* Task brief: Word for word, copy all the data and drop the pictures.

* Material shown:
-------
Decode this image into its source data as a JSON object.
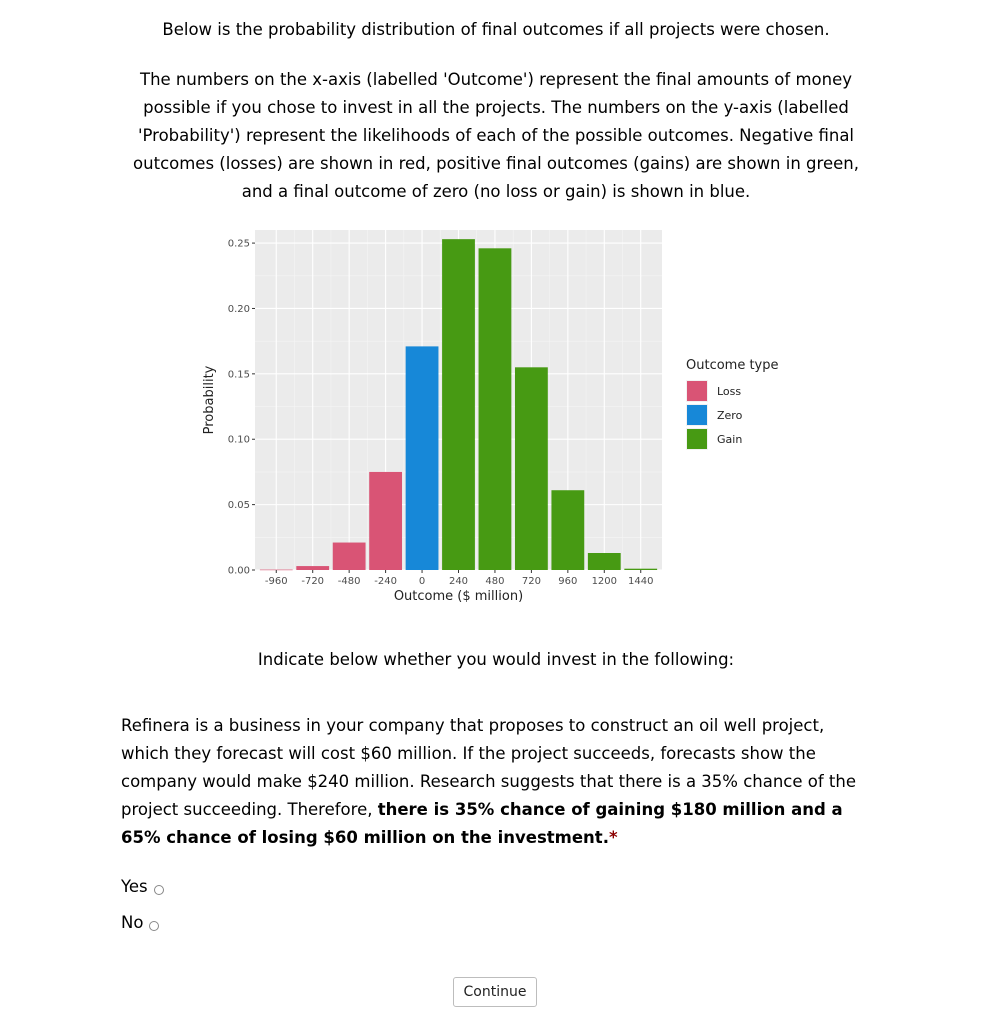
{
  "intro": {
    "line1": "Below is the probability distribution of final outcomes if all projects were chosen.",
    "line2": "The numbers on the x-axis (labelled 'Outcome') represent the final amounts of money possible if you chose to invest in all the projects. The numbers on the y-axis (labelled 'Probability') represent the likelihoods of each of the possible outcomes. Negative final outcomes (losses) are shown in red, positive final outcomes (gains) are shown in green, and a final outcome of zero (no loss or gain) is shown in blue."
  },
  "chart_data": {
    "type": "bar",
    "xlabel": "Outcome ($ million)",
    "ylabel": "Probability",
    "x": [
      -960,
      -720,
      -480,
      -240,
      0,
      240,
      480,
      720,
      960,
      1200,
      1440
    ],
    "values": [
      0.0003,
      0.003,
      0.021,
      0.075,
      0.171,
      0.253,
      0.246,
      0.155,
      0.061,
      0.013,
      0.001
    ],
    "types": [
      "Loss",
      "Loss",
      "Loss",
      "Loss",
      "Zero",
      "Gain",
      "Gain",
      "Gain",
      "Gain",
      "Gain",
      "Gain"
    ],
    "x_ticks": [
      "-960",
      "-720",
      "-480",
      "-240",
      "0",
      "240",
      "480",
      "720",
      "960",
      "1200",
      "1440"
    ],
    "y_ticks": [
      "0.00",
      "0.05",
      "0.10",
      "0.15",
      "0.20",
      "0.25"
    ],
    "ylim": [
      0,
      0.26
    ],
    "xlim": [
      -1100,
      1580
    ],
    "legend": {
      "title": "Outcome type",
      "position": "right",
      "items": [
        {
          "name": "Loss",
          "color": "#d95475"
        },
        {
          "name": "Zero",
          "color": "#1788d8"
        },
        {
          "name": "Gain",
          "color": "#479a13"
        }
      ]
    },
    "panel_color": "#ebebeb",
    "grid": true
  },
  "instruction": "Indicate below whether you would invest in the following:",
  "question": {
    "text": "Refinera is a business in your company that proposes to construct an oil well project, which they forecast will cost $60 million. If the project succeeds, forecasts show the company would make $240 million. Research suggests that there is a 35% chance of the project succeeding. Therefore, ",
    "bold": "there is 35% chance of gaining $180 million and a 65% chance of losing $60 million on the investment.",
    "required_mark": "*"
  },
  "options": {
    "yes": "Yes",
    "no": "No"
  },
  "continue_label": "Continue"
}
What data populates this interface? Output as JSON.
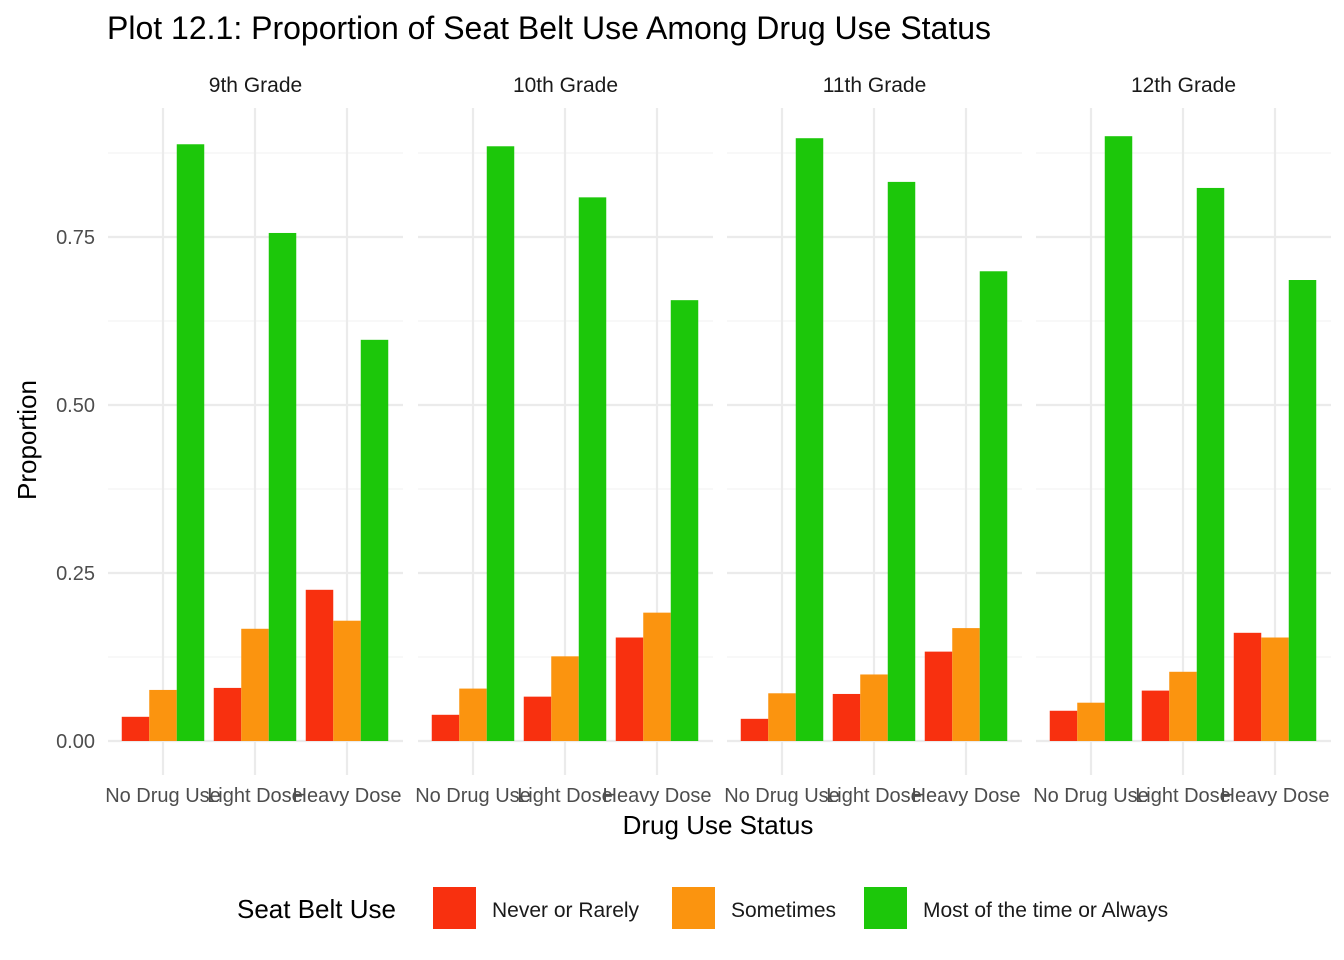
{
  "chart_data": {
    "type": "bar",
    "title": "Plot 12.1: Proportion of Seat Belt Use Among Drug Use Status",
    "xlabel": "Drug Use Status",
    "ylabel": "Proportion",
    "ylim": [
      0,
      0.93
    ],
    "yticks": [
      "0.00",
      "0.25",
      "0.50",
      "0.75"
    ],
    "categories": [
      "No Drug Use",
      "Light Dose",
      "Heavy Dose"
    ],
    "legend": {
      "title": "Seat Belt Use",
      "position": "bottom"
    },
    "grid": true,
    "series": [
      {
        "name": "Never or Rarely",
        "color": "#f8300f"
      },
      {
        "name": "Sometimes",
        "color": "#fb940f"
      },
      {
        "name": "Most of the time or Always",
        "color": "#1cc70a"
      }
    ],
    "panels": [
      {
        "label": "9th Grade",
        "values": [
          [
            0.036,
            0.076,
            0.888
          ],
          [
            0.079,
            0.167,
            0.756
          ],
          [
            0.225,
            0.179,
            0.597
          ]
        ]
      },
      {
        "label": "10th Grade",
        "values": [
          [
            0.039,
            0.078,
            0.885
          ],
          [
            0.066,
            0.126,
            0.809
          ],
          [
            0.154,
            0.191,
            0.656
          ]
        ]
      },
      {
        "label": "11th Grade",
        "values": [
          [
            0.033,
            0.071,
            0.897
          ],
          [
            0.07,
            0.099,
            0.832
          ],
          [
            0.133,
            0.168,
            0.699
          ]
        ]
      },
      {
        "label": "12th Grade",
        "values": [
          [
            0.045,
            0.057,
            0.9
          ],
          [
            0.075,
            0.103,
            0.823
          ],
          [
            0.161,
            0.154,
            0.686
          ]
        ]
      }
    ]
  }
}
-------
* Task response:
Decode this image into its source data as a JSON object.
{
  "intro": {
    "line1": "Below is the probability distribution of final outcomes if all projects were chosen.",
    "line2": "The numbers on the x-axis (labelled 'Outcome') represent the final amounts of money possible if you chose to invest in all the projects. The numbers on the y-axis (labelled 'Probability') represent the likelihoods of each of the possible outcomes. Negative final outcomes (losses) are shown in red, positive final outcomes (gains) are shown in green, and a final outcome of zero (no loss or gain) is shown in blue."
  },
  "chart_data": {
    "type": "bar",
    "xlabel": "Outcome ($ million)",
    "ylabel": "Probability",
    "x": [
      -960,
      -720,
      -480,
      -240,
      0,
      240,
      480,
      720,
      960,
      1200,
      1440
    ],
    "values": [
      0.0003,
      0.003,
      0.021,
      0.075,
      0.171,
      0.253,
      0.246,
      0.155,
      0.061,
      0.013,
      0.001
    ],
    "types": [
      "Loss",
      "Loss",
      "Loss",
      "Loss",
      "Zero",
      "Gain",
      "Gain",
      "Gain",
      "Gain",
      "Gain",
      "Gain"
    ],
    "x_ticks": [
      "-960",
      "-720",
      "-480",
      "-240",
      "0",
      "240",
      "480",
      "720",
      "960",
      "1200",
      "1440"
    ],
    "y_ticks": [
      "0.00",
      "0.05",
      "0.10",
      "0.15",
      "0.20",
      "0.25"
    ],
    "ylim": [
      0,
      0.26
    ],
    "xlim": [
      -1100,
      1580
    ],
    "legend": {
      "title": "Outcome type",
      "position": "right",
      "items": [
        {
          "name": "Loss",
          "color": "#d95475"
        },
        {
          "name": "Zero",
          "color": "#1788d8"
        },
        {
          "name": "Gain",
          "color": "#479a13"
        }
      ]
    },
    "panel_color": "#ebebeb",
    "grid": true
  },
  "instruction": "Indicate below whether you would invest in the following:",
  "question": {
    "text": "Refinera is a business in your company that proposes to construct an oil well project, which they forecast will cost $60 million. If the project succeeds, forecasts show the company would make $240 million. Research suggests that there is a 35% chance of the project succeeding. Therefore, ",
    "bold": "there is 35% chance of gaining $180 million and a 65% chance of losing $60 million on the investment.",
    "required_mark": "*"
  },
  "options": {
    "yes": "Yes",
    "no": "No"
  },
  "continue_label": "Continue"
}
What data populates this interface? Output as JSON.
{
  "chart_data": {
    "type": "bar",
    "title": "Plot 12.1: Proportion of Seat Belt Use Among Drug Use Status",
    "xlabel": "Drug Use Status",
    "ylabel": "Proportion",
    "ylim": [
      0,
      0.93
    ],
    "yticks": [
      "0.00",
      "0.25",
      "0.50",
      "0.75"
    ],
    "categories": [
      "No Drug Use",
      "Light Dose",
      "Heavy Dose"
    ],
    "legend": {
      "title": "Seat Belt Use",
      "position": "bottom"
    },
    "grid": true,
    "series": [
      {
        "name": "Never or Rarely",
        "color": "#f8300f"
      },
      {
        "name": "Sometimes",
        "color": "#fb940f"
      },
      {
        "name": "Most of the time or Always",
        "color": "#1cc70a"
      }
    ],
    "panels": [
      {
        "label": "9th Grade",
        "values": [
          [
            0.036,
            0.076,
            0.888
          ],
          [
            0.079,
            0.167,
            0.756
          ],
          [
            0.225,
            0.179,
            0.597
          ]
        ]
      },
      {
        "label": "10th Grade",
        "values": [
          [
            0.039,
            0.078,
            0.885
          ],
          [
            0.066,
            0.126,
            0.809
          ],
          [
            0.154,
            0.191,
            0.656
          ]
        ]
      },
      {
        "label": "11th Grade",
        "values": [
          [
            0.033,
            0.071,
            0.897
          ],
          [
            0.07,
            0.099,
            0.832
          ],
          [
            0.133,
            0.168,
            0.699
          ]
        ]
      },
      {
        "label": "12th Grade",
        "values": [
          [
            0.045,
            0.057,
            0.9
          ],
          [
            0.075,
            0.103,
            0.823
          ],
          [
            0.161,
            0.154,
            0.686
          ]
        ]
      }
    ]
  }
}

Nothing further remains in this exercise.